# [Task objective]
Copy the lines of the material word for word, starting at its first line and ending with the line that contains "learn-more-link[interactable]: Learn more".

# [Provided records]
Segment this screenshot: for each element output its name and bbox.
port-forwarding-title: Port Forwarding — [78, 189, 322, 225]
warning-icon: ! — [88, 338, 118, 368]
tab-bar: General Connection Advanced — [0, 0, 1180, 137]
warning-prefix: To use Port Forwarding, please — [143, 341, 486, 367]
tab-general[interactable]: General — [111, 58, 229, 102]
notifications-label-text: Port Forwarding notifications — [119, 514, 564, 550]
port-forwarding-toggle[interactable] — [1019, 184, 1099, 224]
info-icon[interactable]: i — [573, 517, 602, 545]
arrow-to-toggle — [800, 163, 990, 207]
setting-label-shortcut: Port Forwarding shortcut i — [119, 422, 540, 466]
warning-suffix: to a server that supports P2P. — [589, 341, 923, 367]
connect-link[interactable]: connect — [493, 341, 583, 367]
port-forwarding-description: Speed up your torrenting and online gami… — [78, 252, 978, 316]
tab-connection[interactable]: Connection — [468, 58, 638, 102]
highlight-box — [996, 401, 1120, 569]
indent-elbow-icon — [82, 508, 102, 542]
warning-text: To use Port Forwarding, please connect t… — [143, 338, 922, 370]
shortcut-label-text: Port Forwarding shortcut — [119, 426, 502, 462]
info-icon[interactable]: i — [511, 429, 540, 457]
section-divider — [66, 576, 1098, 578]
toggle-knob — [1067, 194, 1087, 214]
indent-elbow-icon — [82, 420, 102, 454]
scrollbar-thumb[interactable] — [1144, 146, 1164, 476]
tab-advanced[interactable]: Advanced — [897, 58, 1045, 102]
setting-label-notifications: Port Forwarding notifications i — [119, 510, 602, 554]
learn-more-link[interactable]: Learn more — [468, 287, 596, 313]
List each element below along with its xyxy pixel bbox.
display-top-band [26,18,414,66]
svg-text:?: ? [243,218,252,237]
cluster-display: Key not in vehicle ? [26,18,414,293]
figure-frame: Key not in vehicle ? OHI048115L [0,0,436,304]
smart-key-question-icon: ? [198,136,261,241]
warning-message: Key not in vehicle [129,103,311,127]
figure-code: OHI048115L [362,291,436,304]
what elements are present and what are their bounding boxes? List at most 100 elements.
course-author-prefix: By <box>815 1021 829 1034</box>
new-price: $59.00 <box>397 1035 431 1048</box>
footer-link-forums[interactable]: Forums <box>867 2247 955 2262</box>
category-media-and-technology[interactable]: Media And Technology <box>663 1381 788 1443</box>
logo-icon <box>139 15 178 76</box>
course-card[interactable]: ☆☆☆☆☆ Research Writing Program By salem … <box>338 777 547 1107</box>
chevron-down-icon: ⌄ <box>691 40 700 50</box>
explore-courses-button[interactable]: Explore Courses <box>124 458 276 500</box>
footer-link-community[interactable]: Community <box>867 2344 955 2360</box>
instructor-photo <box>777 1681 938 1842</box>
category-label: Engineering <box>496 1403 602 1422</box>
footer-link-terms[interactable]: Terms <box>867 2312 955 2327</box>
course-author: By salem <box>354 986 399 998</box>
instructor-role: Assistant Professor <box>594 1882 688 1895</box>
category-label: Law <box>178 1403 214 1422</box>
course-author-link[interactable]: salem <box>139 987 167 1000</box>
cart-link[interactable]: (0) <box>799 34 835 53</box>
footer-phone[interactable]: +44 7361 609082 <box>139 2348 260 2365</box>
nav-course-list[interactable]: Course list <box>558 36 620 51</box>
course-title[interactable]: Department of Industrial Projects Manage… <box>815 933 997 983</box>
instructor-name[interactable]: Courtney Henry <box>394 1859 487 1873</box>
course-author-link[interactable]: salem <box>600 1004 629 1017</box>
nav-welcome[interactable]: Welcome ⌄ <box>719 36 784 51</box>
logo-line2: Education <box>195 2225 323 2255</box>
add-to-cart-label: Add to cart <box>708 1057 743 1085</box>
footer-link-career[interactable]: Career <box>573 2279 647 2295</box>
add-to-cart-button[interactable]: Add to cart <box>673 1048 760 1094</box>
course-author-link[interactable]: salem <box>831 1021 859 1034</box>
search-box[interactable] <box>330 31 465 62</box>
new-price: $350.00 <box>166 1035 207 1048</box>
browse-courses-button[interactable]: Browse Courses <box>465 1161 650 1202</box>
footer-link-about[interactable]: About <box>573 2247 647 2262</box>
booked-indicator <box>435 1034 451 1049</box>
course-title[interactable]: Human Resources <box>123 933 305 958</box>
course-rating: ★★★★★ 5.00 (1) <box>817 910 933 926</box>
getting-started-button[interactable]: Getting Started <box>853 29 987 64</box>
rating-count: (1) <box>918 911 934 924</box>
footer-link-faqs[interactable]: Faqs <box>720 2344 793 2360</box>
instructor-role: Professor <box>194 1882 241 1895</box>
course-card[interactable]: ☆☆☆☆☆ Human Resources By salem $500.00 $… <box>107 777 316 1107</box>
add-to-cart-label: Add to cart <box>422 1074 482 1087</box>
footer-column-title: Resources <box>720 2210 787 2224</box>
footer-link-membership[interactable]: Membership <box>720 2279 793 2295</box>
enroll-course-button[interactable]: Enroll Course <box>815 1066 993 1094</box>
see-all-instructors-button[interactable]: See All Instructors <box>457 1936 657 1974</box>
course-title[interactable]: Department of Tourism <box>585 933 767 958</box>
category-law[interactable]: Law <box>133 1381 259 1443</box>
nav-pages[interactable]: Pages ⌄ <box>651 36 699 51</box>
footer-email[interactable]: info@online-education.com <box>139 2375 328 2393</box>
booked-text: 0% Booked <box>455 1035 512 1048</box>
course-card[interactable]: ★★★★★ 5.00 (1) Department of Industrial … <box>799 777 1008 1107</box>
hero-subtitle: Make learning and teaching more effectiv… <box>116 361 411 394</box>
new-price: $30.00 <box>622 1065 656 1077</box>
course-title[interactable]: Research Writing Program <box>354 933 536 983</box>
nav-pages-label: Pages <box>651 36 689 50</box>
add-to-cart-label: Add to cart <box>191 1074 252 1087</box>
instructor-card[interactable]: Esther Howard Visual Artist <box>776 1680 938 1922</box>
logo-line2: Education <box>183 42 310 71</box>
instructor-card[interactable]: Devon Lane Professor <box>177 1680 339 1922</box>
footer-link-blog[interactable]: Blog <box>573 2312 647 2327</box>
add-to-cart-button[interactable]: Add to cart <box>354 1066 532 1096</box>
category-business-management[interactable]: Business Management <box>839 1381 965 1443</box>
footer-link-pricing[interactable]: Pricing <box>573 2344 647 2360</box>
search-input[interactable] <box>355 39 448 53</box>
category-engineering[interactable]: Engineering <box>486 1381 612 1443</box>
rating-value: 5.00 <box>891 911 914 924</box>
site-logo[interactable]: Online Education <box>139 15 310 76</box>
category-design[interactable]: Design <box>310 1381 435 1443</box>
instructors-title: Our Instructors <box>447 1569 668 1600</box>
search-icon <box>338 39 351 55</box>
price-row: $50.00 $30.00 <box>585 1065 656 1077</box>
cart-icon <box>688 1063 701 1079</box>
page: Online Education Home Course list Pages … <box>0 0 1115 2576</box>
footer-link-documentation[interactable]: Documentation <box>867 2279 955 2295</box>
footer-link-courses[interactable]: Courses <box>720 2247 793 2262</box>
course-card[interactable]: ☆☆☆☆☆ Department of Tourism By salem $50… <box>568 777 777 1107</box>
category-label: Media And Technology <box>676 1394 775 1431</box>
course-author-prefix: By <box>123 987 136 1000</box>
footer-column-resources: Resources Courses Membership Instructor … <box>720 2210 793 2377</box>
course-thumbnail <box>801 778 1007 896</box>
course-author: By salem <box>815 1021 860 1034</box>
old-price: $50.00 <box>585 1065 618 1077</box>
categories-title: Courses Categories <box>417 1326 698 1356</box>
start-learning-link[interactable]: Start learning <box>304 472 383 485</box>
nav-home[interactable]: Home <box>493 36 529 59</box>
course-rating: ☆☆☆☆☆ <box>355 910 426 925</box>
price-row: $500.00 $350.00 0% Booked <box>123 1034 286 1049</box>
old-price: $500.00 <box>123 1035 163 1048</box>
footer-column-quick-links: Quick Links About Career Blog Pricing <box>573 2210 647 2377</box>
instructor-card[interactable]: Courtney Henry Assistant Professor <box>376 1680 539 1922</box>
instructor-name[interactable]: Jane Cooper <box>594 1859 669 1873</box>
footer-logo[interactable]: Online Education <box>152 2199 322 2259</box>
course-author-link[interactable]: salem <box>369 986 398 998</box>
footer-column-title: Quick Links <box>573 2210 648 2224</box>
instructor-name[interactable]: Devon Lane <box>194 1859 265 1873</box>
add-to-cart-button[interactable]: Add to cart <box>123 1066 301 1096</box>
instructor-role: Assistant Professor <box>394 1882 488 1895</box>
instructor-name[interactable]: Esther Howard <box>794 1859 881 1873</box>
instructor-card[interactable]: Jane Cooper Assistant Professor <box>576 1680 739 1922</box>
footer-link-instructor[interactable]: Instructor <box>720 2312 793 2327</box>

# [Result for this task]
Segment this screenshot: for each element output its name and bbox.
port-forwarding-title: Port Forwarding — [78, 189, 322, 225]
warning-icon: ! — [88, 338, 118, 368]
tab-bar: General Connection Advanced — [0, 0, 1180, 137]
warning-prefix: To use Port Forwarding, please — [143, 341, 486, 367]
tab-general[interactable]: General — [111, 58, 229, 102]
notifications-label-text: Port Forwarding notifications — [119, 514, 564, 550]
port-forwarding-toggle[interactable] — [1019, 184, 1099, 224]
info-icon[interactable]: i — [573, 517, 602, 545]
arrow-to-toggle — [800, 163, 990, 207]
setting-label-shortcut: Port Forwarding shortcut i — [119, 422, 540, 466]
warning-suffix: to a server that supports P2P. — [589, 341, 923, 367]
connect-link[interactable]: connect — [493, 341, 583, 367]
port-forwarding-description: Speed up your torrenting and online gami… — [78, 252, 978, 316]
tab-connection[interactable]: Connection — [468, 58, 638, 102]
highlight-box — [996, 401, 1120, 569]
indent-elbow-icon — [82, 508, 102, 542]
warning-text: To use Port Forwarding, please connect t… — [143, 338, 922, 370]
shortcut-label-text: Port Forwarding shortcut — [119, 426, 502, 462]
info-icon[interactable]: i — [511, 429, 540, 457]
section-divider — [66, 576, 1098, 578]
toggle-knob — [1067, 194, 1087, 214]
indent-elbow-icon — [82, 420, 102, 454]
scrollbar-thumb[interactable] — [1144, 146, 1164, 476]
tab-advanced[interactable]: Advanced — [897, 58, 1045, 102]
setting-label-notifications: Port Forwarding notifications i — [119, 510, 602, 554]
learn-more-link[interactable]: Learn more — [468, 287, 596, 313]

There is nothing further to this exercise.